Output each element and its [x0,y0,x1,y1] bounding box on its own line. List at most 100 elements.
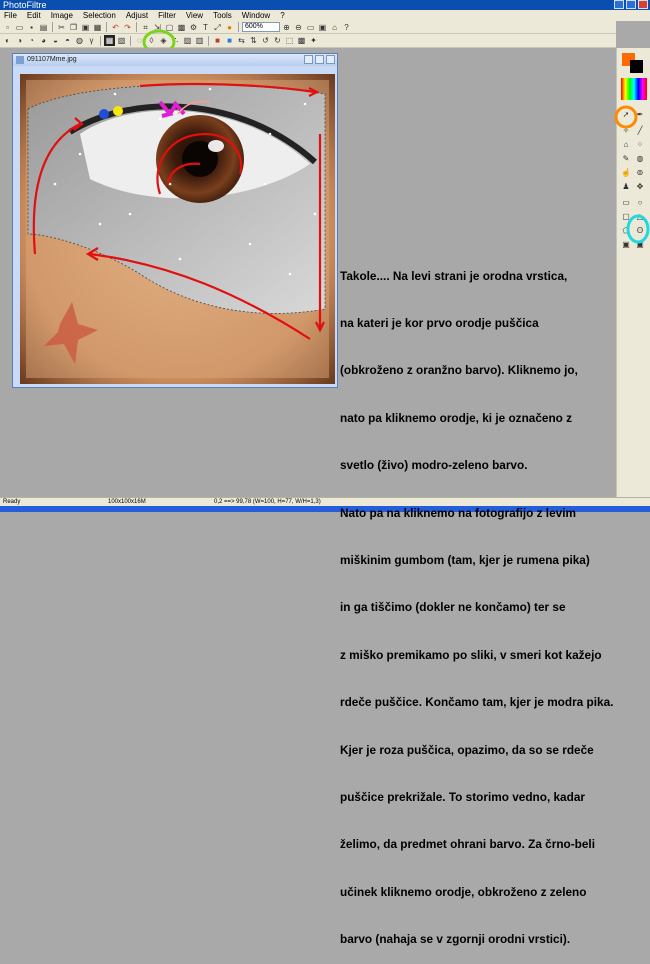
print-icon[interactable]: ▤ [38,22,49,33]
menu-edit[interactable]: Edit [23,11,47,20]
brightness-up-icon[interactable]: ◕ [38,35,49,46]
auto-levels-icon[interactable]: ◐ [2,35,13,46]
app-title: PhotoFiltre [3,0,47,10]
undo-icon[interactable]: ↶ [110,22,121,33]
gamma-icon[interactable]: γ [86,35,97,46]
contrast-down-icon[interactable]: ◒ [50,35,61,46]
paste-new-icon[interactable]: ▦ [92,22,103,33]
auto-contrast-icon[interactable]: ◑ [14,35,25,46]
document-window-controls [304,55,335,64]
menu-image[interactable]: Image [47,11,79,20]
menu-bar: File Edit Image Selection Adjust Filter … [0,10,650,21]
minimize-button[interactable] [614,0,624,9]
annotation-line: in ga tiščimo (dokler ne končamo) ter se [340,600,566,615]
menu-file[interactable]: File [0,11,23,20]
contrast-up-icon[interactable]: ◓ [62,35,73,46]
zoom-in-icon[interactable]: ⊕ [281,22,292,33]
fill-tool-icon[interactable]: ⌂ [621,140,631,150]
image-document-window[interactable]: 091107Mme.jpg [12,53,338,388]
stamp-tool-icon[interactable]: ♟ [621,182,631,192]
color-palette[interactable] [621,78,647,100]
document-icon [16,56,24,64]
tutorial-annotation: Takole.... Na levi strani je orodna vrst… [340,237,650,964]
flip-vertical-icon[interactable]: ⇅ [248,35,259,46]
menu-help[interactable]: ? [276,11,290,20]
open-folder-icon[interactable]: ▭ [14,22,25,33]
spray-tool-icon[interactable]: ⁘ [635,140,645,150]
copy-icon[interactable]: ❐ [68,22,79,33]
photo-canvas[interactable] [20,74,335,384]
saturation-icon[interactable]: ◍ [74,35,85,46]
background-color-swatch[interactable] [630,60,643,73]
doc-close-button[interactable] [326,55,335,64]
menu-selection[interactable]: Selection [79,11,122,20]
zoom-out-icon[interactable]: ⊖ [293,22,304,33]
relief-icon[interactable]: ▥ [194,35,205,46]
main-toolbar: ▫ ▭ ▪ ▤ ✂ ❐ ▣ ▦ ↶ ↷ ⌗ ⇲ ▢ ▩ ⚙ T ⤢ ● 600%… [0,21,616,34]
settings-icon[interactable]: ⚙ [188,22,199,33]
annotation-line: miškinim gumbom (tam, kjer je rumena pik… [340,552,590,567]
yellow-start-dot [113,106,123,116]
emboss-icon[interactable]: ▨ [182,35,193,46]
annotation-line: z miško premikamo po sliki, v smeri kot … [340,647,602,662]
paste-icon[interactable]: ▣ [80,22,91,33]
flip-horizontal-icon[interactable]: ⇆ [236,35,247,46]
menu-tools[interactable]: Tools [209,11,238,20]
rotate-left-icon[interactable]: ↺ [260,35,271,46]
new-file-icon[interactable]: ▫ [2,22,13,33]
document-title-bar: 091107Mme.jpg [13,54,337,66]
plugin-icon[interactable]: ● [224,22,235,33]
toolbar-separator [100,35,101,46]
window-controls [614,0,648,9]
full-screen-icon[interactable]: ▣ [317,22,328,33]
fit-image-icon[interactable]: ⤢ [212,22,223,33]
annotation-line: barvo (nahaja se v zgornji orodni vrstic… [340,932,571,947]
annotation-line: Nato pa na kliknemo na fotografijo z lev… [340,505,576,520]
annotation-line: Takole.... Na levi strani je orodna vrst… [340,268,568,283]
canvas-icon[interactable]: ▩ [296,35,307,46]
annotation-line: (obkroženo z oranžno barvo). Kliknemo jo… [340,363,578,378]
sepia-icon[interactable]: ▧ [116,35,127,46]
rotate-right-icon[interactable]: ↻ [272,35,283,46]
cut-icon[interactable]: ✂ [56,22,67,33]
scroll-tool-icon[interactable]: ✥ [635,182,645,192]
redo-icon[interactable]: ↷ [122,22,133,33]
brightness-down-icon[interactable]: ◔ [26,35,37,46]
menu-filter[interactable]: Filter [154,11,182,20]
grayscale-button-icon[interactable]: ▦ [104,35,115,46]
toolbar-separator [136,22,137,32]
zoom-select[interactable]: 600% [242,22,280,32]
annotation-line: učinek kliknemo orodje, obkroženo z zele… [340,884,587,899]
gradient-icon[interactable]: ■ [224,35,235,46]
color-palette-icon[interactable]: ■ [212,35,223,46]
annotation-line: puščice prekrižale. To storimo vedno, ka… [340,789,585,804]
transform-icon[interactable]: ⬚ [284,35,295,46]
rectangle-select-icon[interactable]: ▭ [621,198,631,208]
doc-minimize-button[interactable] [304,55,313,64]
app-title-bar: PhotoFiltre [0,0,650,10]
toolbar-separator [106,22,107,32]
actual-size-icon[interactable]: ▭ [305,22,316,33]
effects-icon[interactable]: ✦ [308,35,319,46]
annotation-line: na kateri je kor prvo orodje puščica [340,315,539,330]
smudge-tool-icon[interactable]: ☝ [621,168,631,178]
blur-tool-icon[interactable]: ◍ [635,154,645,164]
text-icon[interactable]: T [200,22,211,33]
explorer-icon[interactable]: ⌂ [329,22,340,33]
help-icon[interactable]: ? [341,22,352,33]
ellipse-select-icon[interactable]: ○ [635,198,645,208]
clone-tool-icon[interactable]: ⊚ [635,168,645,178]
maximize-button[interactable] [626,0,636,9]
toolbar-separator [208,35,209,46]
menu-window[interactable]: Window [238,11,276,20]
toolbar-separator [52,22,53,32]
menu-adjust[interactable]: Adjust [122,11,154,20]
save-icon[interactable]: ▪ [26,22,37,33]
annotation-line: svetlo (živo) modro-zeleno barvo. [340,458,528,473]
close-button[interactable] [638,0,648,9]
doc-maximize-button[interactable] [315,55,324,64]
brush-tool-icon[interactable]: ✎ [621,154,631,164]
background-swatch-fill [630,60,643,73]
eye-highlight [208,140,224,152]
menu-view[interactable]: View [182,11,209,20]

• Instructions to follow: Output every line of the records above as a JSON list of strings, one string per line, with blank lines left out. Leave the pictures out of the list.

• Task result:
[
  "Output each element and its [x0,y0,x1,y1] bounding box on its own line. List at most 100 elements.",
  "print-icon[interactable]: ▤ [38,22,49,33]",
  "menu-edit[interactable]: Edit [23,11,47,20]",
  "brightness-up-icon[interactable]: ◕ [38,35,49,46]",
  "auto-levels-icon[interactable]: ◐ [2,35,13,46]",
  "app-title: PhotoFiltre [3,0,47,10]",
  "undo-icon[interactable]: ↶ [110,22,121,33]",
  "gamma-icon[interactable]: γ [86,35,97,46]",
  "contrast-down-icon[interactable]: ◒ [50,35,61,46]",
  "paste-new-icon[interactable]: ▦ [92,22,103,33]",
  "auto-contrast-icon[interactable]: ◑ [14,35,25,46]",
  "document-window-controls [304,55,335,64]",
  "menu-image[interactable]: Image [47,11,79,20]",
  "menu-bar: File Edit Image Selection Adjust Filter … [0,10,650,21]",
  "minimize-button[interactable] [614,0,624,9]",
  "annotation-line: in ga tiščimo (dokler ne končamo) ter se [340,600,566,615]",
  "menu-file[interactable]: File [0,11,23,20]",
  "contrast-up-icon[interactable]: ◓ [62,35,73,46]",
  "zoom-in-icon[interactable]: ⊕ [281,22,292,33]",
  "fill-tool-icon[interactable]: ⌂ [621,140,631,150]",
  "image-document-window[interactable]: 091107Mme.jpg [12,53,338,388]",
  "stamp-tool-icon[interactable]: ♟ [621,182,631,192]",
  "color-palette[interactable] [621,78,647,100]",
  "document-icon [16,56,24,64]",
  "tutorial-annotation: Takole.... Na levi strani je orodna vrst… [340,237,650,964]",
  "flip-vertical-icon[interactable]: ⇅ [248,35,259,46]",
  "menu-help[interactable]: ? [276,11,290,20]",
  "open-folder-icon[interactable]: ▭ [14,22,25,33]",
  "spray-tool-icon[interactable]: ⁘ [635,140,645,150]",
  "copy-icon[interactable]: ❐ [68,22,79,33]",
  "photo-canvas[interactable] [20,74,335,384]",
  "saturation-icon[interactable]: ◍ [74,35,85,46]",
  "background-color-swatch[interactable] [630,60,643,73]",
  "doc-close-button[interactable] [326,55,335,64]",
  "menu-selection[interactable]: Selection [79,11,122,20]",
  "zoom-out-icon[interactable]: ⊖ [293,22,304,33]",
  "relief-icon[interactable]: ▥ [194,35,205,46]",
  "main-toolbar: ▫ ▭ ▪ ▤ ✂ ❐ ▣ ▦ ↶ ↷ ⌗ ⇲ ▢ ▩ ⚙ T ⤢ ● 600%… [0,21,616,34]",
  "settings-icon[interactable]: ⚙ [188,22,199,33]",
  "annotation-line: miškinim gumbom (tam, kjer je rumena pik… [340,552,590,567]",
  "yellow-start-dot [113,106,123,116]",
  "emboss-icon[interactable]: ▨ [182,35,193,46]",
  "annotation-line: z miško premikamo po sliki, v smeri kot … [340,647,602,662]",
  "paste-icon[interactable]: ▣ [80,22,91,33]",
  "flip-horizontal-icon[interactable]: ⇆ [236,35,247,46]",
  "menu-tools[interactable]: Tools [209,11,238,20]",
  "rotate-left-icon[interactable]: ↺ [260,35,271,46]",
  "new-file-icon[interactable]: ▫ [2,22,13,33]",
  "document-title-bar: 091107Mme.jpg [13,54,337,66]",
  "plugin-icon[interactable]: ● [224,22,235,33]",
  "toolbar-separator [100,35,101,46]",
  "window-controls [614,0,648,9]",
  "full-screen-icon[interactable]: ▣ [317,22,328,33]",
  "fit-image-icon[interactable]: ⤢ [212,22,223,33]",
  "annotation-line: barvo (nahaja se v zgornji orodni vrstic… [340,932,571,947]",
  "annotation-line: Nato pa na kliknemo na fotografijo z lev… [340,505,576,520]",
  "annotation-line: Takole.... Na levi strani je orodna vrst… [340,268,568,283]",
  "canvas-icon[interactable]: ▩ [296,35,307,46]",
  "annotation-line: (obkroženo z oranžno barvo). Kliknemo jo… [340,363,578,378]",
  "sepia-icon[interactable]: ▧ [116,35,127,46]",
  "rotate-right-icon[interactable]: ↻ [272,35,283,46]",
  "cut-icon[interactable]: ✂ [56,22,67,33]",
  "scroll-tool-icon[interactable]: ✥ [635,182,645,192]",
  "redo-icon[interactable]: ↷ [122,22,133,33]",
  "brightness-down-icon[interactable]: ◔ [26,35,37,46]",
  "menu-filter[interactable]: Filter [154,11,182,20]",
  "grayscale-button-icon[interactable]: ▦ [104,35,115,46]",
  "toolbar-separator [136,22,137,32]",
  "zoom-select[interactable]: 600% [242,22,280,32]",
  "annotation-line: učinek kliknemo orodje, obkroženo z zele… [340,884,587,899]",
  "gradient-icon[interactable]: ■ [224,35,235,46]",
  "color-palette-icon[interactable]: ■ [212,35,223,46]",
  "annotation-line: puščice prekrižale. To storimo vedno, ka… [340,789,585,804]",
  "transform-icon[interactable]: ⬚ [284,35,295,46]",
  "rectangle-select-icon[interactable]: ▭ [621,198,631,208]",
  "doc-minimize-button[interactable] [304,55,313,64]",
  "app-title-bar: PhotoFiltre [0,0,650,10]",
  "toolbar-separator [106,22,107,32]",
  "actual-size-icon[interactable]: ▭ [305,22,316,33]",
  "effects-icon[interactable]: ✦ [308,35,319,46]",
  "annotation-line: na kateri je kor prvo orodje puščica [340,315,539,330]",
  "smudge-tool-icon[interactable]: ☝ [621,168,631,178]",
  "blur-tool-icon[interactable]: ◍ [635,154,645,164]",
  "text-icon[interactable]: T [200,22,211,33]",
  "explorer-icon[interactable]: ⌂ [329,22,340,33]",
  "help-icon[interactable]: ? [341,22,352,33]",
  "ellipse-select-icon[interactable]: ○ [635,198,645,208]",
  "clone-tool-icon[interactable]: ⊚ [635,168,645,178]",
  "maximize-button[interactable] [626,0,636,9]",
  "toolbar-separator [208,35,209,46]",
  "menu-window[interactable]: Window [238,11,276,20]",
  "toolbar-separator [52,22,53,32]",
  "menu-adjust[interactable]: Adjust [122,11,154,20]",
  "save-icon[interactable]: ▪ [26,22,37,33]",
  "annotation-line: svetlo (živo) modro-zeleno barvo. [340,458,528,473]",
  "close-button[interactable] [638,0,648,9]",
  "doc-maximize-button[interactable] [315,55,324,64]",
  "brush-tool-icon[interactable]: ✎ [621,154,631,164]",
  "background-swatch-fill [630,60,643,73]",
  "eye-highlight [208,140,224,152]",
  "menu-view[interactable]: View [182,11,209,20]"
]